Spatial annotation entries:
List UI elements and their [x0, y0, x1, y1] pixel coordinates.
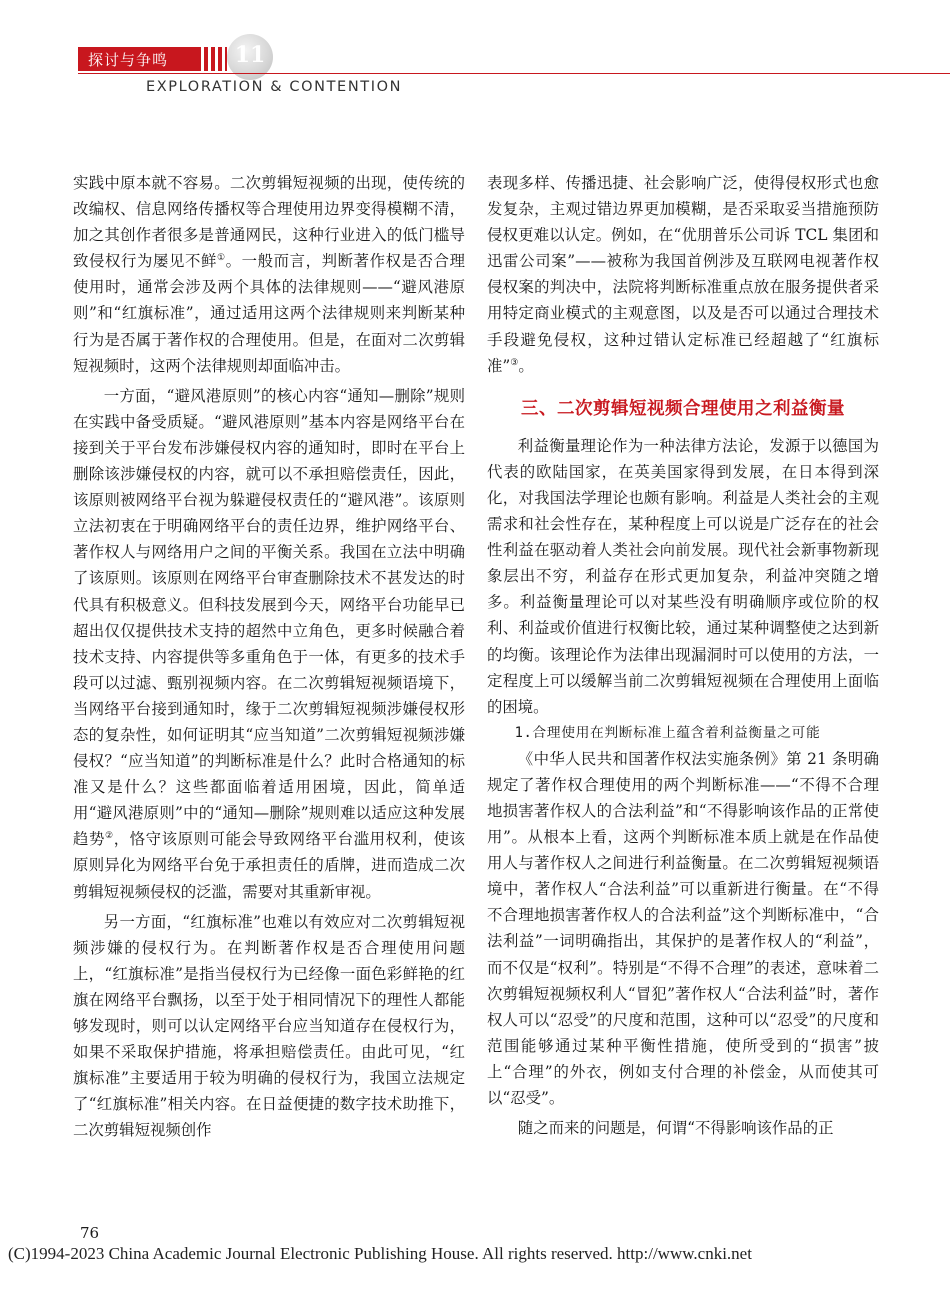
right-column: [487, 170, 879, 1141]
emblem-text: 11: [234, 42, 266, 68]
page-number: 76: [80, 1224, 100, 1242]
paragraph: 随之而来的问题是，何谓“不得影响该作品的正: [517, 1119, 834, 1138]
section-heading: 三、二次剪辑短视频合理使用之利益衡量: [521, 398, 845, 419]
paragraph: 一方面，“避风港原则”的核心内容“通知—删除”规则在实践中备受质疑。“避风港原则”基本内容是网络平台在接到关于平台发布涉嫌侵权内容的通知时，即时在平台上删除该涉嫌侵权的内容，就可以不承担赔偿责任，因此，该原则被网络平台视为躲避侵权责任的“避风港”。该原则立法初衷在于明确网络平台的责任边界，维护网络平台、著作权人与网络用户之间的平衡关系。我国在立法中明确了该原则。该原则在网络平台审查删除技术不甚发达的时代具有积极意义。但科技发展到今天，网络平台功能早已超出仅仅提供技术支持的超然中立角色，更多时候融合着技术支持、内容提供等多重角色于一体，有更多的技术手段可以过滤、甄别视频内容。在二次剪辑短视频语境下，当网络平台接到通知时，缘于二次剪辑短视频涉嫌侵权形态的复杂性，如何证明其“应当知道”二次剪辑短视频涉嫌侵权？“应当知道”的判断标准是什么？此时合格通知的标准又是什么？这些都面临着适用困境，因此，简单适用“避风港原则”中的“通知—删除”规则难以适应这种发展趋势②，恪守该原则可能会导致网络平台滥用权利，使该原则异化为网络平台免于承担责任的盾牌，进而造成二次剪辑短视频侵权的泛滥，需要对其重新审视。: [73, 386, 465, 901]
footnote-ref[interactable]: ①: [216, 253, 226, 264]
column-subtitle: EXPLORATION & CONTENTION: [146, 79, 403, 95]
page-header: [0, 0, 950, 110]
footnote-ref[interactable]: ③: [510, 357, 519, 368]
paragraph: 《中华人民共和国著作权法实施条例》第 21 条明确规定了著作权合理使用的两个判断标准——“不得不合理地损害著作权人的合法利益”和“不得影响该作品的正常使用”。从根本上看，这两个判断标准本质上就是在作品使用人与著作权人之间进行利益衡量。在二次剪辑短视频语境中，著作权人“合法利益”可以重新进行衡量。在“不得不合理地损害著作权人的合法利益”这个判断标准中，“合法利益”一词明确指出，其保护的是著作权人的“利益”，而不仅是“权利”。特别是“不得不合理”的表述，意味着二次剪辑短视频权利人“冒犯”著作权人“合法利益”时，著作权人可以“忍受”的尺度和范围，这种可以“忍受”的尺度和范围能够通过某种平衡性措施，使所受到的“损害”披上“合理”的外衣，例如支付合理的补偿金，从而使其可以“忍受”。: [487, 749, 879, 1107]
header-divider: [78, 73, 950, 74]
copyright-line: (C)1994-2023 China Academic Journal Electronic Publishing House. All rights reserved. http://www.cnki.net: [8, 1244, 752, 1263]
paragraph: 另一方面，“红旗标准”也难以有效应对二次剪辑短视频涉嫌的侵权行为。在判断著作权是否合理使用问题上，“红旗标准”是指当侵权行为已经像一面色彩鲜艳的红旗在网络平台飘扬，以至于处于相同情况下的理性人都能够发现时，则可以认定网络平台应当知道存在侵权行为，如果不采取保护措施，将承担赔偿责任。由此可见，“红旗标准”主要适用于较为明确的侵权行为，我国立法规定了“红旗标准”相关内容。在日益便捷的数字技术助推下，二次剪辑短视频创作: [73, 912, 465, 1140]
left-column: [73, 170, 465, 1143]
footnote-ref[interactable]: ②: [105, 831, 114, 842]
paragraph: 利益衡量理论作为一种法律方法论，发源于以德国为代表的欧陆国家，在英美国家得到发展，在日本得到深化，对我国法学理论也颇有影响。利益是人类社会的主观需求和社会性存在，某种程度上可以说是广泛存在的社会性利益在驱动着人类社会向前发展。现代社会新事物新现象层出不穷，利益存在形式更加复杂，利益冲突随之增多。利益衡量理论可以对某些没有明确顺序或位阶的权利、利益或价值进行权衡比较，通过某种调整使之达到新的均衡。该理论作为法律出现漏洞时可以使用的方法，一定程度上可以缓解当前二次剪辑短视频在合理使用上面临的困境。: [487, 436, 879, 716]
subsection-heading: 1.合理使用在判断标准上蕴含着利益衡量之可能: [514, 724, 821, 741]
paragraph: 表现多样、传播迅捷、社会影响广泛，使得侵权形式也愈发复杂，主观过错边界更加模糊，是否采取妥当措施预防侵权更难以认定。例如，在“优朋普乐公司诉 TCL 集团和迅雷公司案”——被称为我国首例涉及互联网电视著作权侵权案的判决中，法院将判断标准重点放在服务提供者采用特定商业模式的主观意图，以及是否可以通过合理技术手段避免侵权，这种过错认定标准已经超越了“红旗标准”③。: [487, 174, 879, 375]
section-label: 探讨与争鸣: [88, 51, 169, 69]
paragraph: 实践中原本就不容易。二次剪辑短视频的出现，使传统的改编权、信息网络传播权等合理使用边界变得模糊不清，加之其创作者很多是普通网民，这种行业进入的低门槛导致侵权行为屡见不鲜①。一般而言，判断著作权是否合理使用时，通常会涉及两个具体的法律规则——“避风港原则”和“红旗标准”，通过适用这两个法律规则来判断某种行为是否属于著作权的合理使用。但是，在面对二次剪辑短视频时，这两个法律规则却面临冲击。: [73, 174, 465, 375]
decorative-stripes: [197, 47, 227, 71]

• _STATED PROBLEM_
Reproduce every item above verbatim, leaving out the pictures.

• _WRITTEN SOLUTION_
List UI elements and their [x0, y0, x1, y1] pixel coordinates.
right-column: [487, 170, 879, 1141]
emblem-text: 11: [234, 42, 266, 68]
page-number: 76: [80, 1224, 100, 1242]
paragraph: 随之而来的问题是，何谓“不得影响该作品的正: [517, 1119, 834, 1138]
section-heading: 三、二次剪辑短视频合理使用之利益衡量: [521, 398, 845, 419]
paragraph: 一方面，“避风港原则”的核心内容“通知—删除”规则在实践中备受质疑。“避风港原则”基本内容是网络平台在接到关于平台发布涉嫌侵权内容的通知时，即时在平台上删除该涉嫌侵权的内容，就可以不承担赔偿责任，因此，该原则被网络平台视为躲避侵权责任的“避风港”。该原则立法初衷在于明确网络平台的责任边界，维护网络平台、著作权人与网络用户之间的平衡关系。我国在立法中明确了该原则。该原则在网络平台审查删除技术不甚发达的时代具有积极意义。但科技发展到今天，网络平台功能早已超出仅仅提供技术支持的超然中立角色，更多时候融合着技术支持、内容提供等多重角色于一体，有更多的技术手段可以过滤、甄别视频内容。在二次剪辑短视频语境下，当网络平台接到通知时，缘于二次剪辑短视频涉嫌侵权形态的复杂性，如何证明其“应当知道”二次剪辑短视频涉嫌侵权？“应当知道”的判断标准是什么？此时合格通知的标准又是什么？这些都面临着适用困境，因此，简单适用“避风港原则”中的“通知—删除”规则难以适应这种发展趋势②，恪守该原则可能会导致网络平台滥用权利，使该原则异化为网络平台免于承担责任的盾牌，进而造成二次剪辑短视频侵权的泛滥，需要对其重新审视。: [73, 386, 465, 901]
footnote-ref[interactable]: ①: [216, 253, 226, 264]
column-subtitle: EXPLORATION & CONTENTION: [146, 79, 403, 95]
page-header: [0, 0, 950, 110]
footnote-ref[interactable]: ③: [510, 357, 519, 368]
paragraph: 《中华人民共和国著作权法实施条例》第 21 条明确规定了著作权合理使用的两个判断标准——“不得不合理地损害著作权人的合法利益”和“不得影响该作品的正常使用”。从根本上看，这两个判断标准本质上就是在作品使用人与著作权人之间进行利益衡量。在二次剪辑短视频语境中，著作权人“合法利益”可以重新进行衡量。在“不得不合理地损害著作权人的合法利益”这个判断标准中，“合法利益”一词明确指出，其保护的是著作权人的“利益”，而不仅是“权利”。特别是“不得不合理”的表述，意味着二次剪辑短视频权利人“冒犯”著作权人“合法利益”时，著作权人可以“忍受”的尺度和范围，这种可以“忍受”的尺度和范围能够通过某种平衡性措施，使所受到的“损害”披上“合理”的外衣，例如支付合理的补偿金，从而使其可以“忍受”。: [487, 749, 879, 1107]
header-divider: [78, 73, 950, 74]
copyright-line: (C)1994-2023 China Academic Journal Electronic Publishing House. All rights reserved. http://www.cnki.net: [8, 1244, 752, 1263]
paragraph: 另一方面，“红旗标准”也难以有效应对二次剪辑短视频涉嫌的侵权行为。在判断著作权是否合理使用问题上，“红旗标准”是指当侵权行为已经像一面色彩鲜艳的红旗在网络平台飘扬，以至于处于相同情况下的理性人都能够发现时，则可以认定网络平台应当知道存在侵权行为，如果不采取保护措施，将承担赔偿责任。由此可见，“红旗标准”主要适用于较为明确的侵权行为，我国立法规定了“红旗标准”相关内容。在日益便捷的数字技术助推下，二次剪辑短视频创作: [73, 912, 465, 1140]
left-column: [73, 170, 465, 1143]
footnote-ref[interactable]: ②: [105, 831, 114, 842]
paragraph: 利益衡量理论作为一种法律方法论，发源于以德国为代表的欧陆国家，在英美国家得到发展，在日本得到深化，对我国法学理论也颇有影响。利益是人类社会的主观需求和社会性存在，某种程度上可以说是广泛存在的社会性利益在驱动着人类社会向前发展。现代社会新事物新现象层出不穷，利益存在形式更加复杂，利益冲突随之增多。利益衡量理论可以对某些没有明确顺序或位阶的权利、利益或价值进行权衡比较，通过某种调整使之达到新的均衡。该理论作为法律出现漏洞时可以使用的方法，一定程度上可以缓解当前二次剪辑短视频在合理使用上面临的困境。: [487, 436, 879, 716]
subsection-heading: 1.合理使用在判断标准上蕴含着利益衡量之可能: [514, 724, 821, 741]
paragraph: 表现多样、传播迅捷、社会影响广泛，使得侵权形式也愈发复杂，主观过错边界更加模糊，是否采取妥当措施预防侵权更难以认定。例如，在“优朋普乐公司诉 TCL 集团和迅雷公司案”——被称为我国首例涉及互联网电视著作权侵权案的判决中，法院将判断标准重点放在服务提供者采用特定商业模式的主观意图，以及是否可以通过合理技术手段避免侵权，这种过错认定标准已经超越了“红旗标准”③。: [487, 174, 879, 375]
section-label: 探讨与争鸣: [88, 51, 169, 69]
paragraph: 实践中原本就不容易。二次剪辑短视频的出现，使传统的改编权、信息网络传播权等合理使用边界变得模糊不清，加之其创作者很多是普通网民，这种行业进入的低门槛导致侵权行为屡见不鲜①。一般而言，判断著作权是否合理使用时，通常会涉及两个具体的法律规则——“避风港原则”和“红旗标准”，通过适用这两个法律规则来判断某种行为是否属于著作权的合理使用。但是，在面对二次剪辑短视频时，这两个法律规则却面临冲击。: [73, 174, 465, 375]
decorative-stripes: [197, 47, 227, 71]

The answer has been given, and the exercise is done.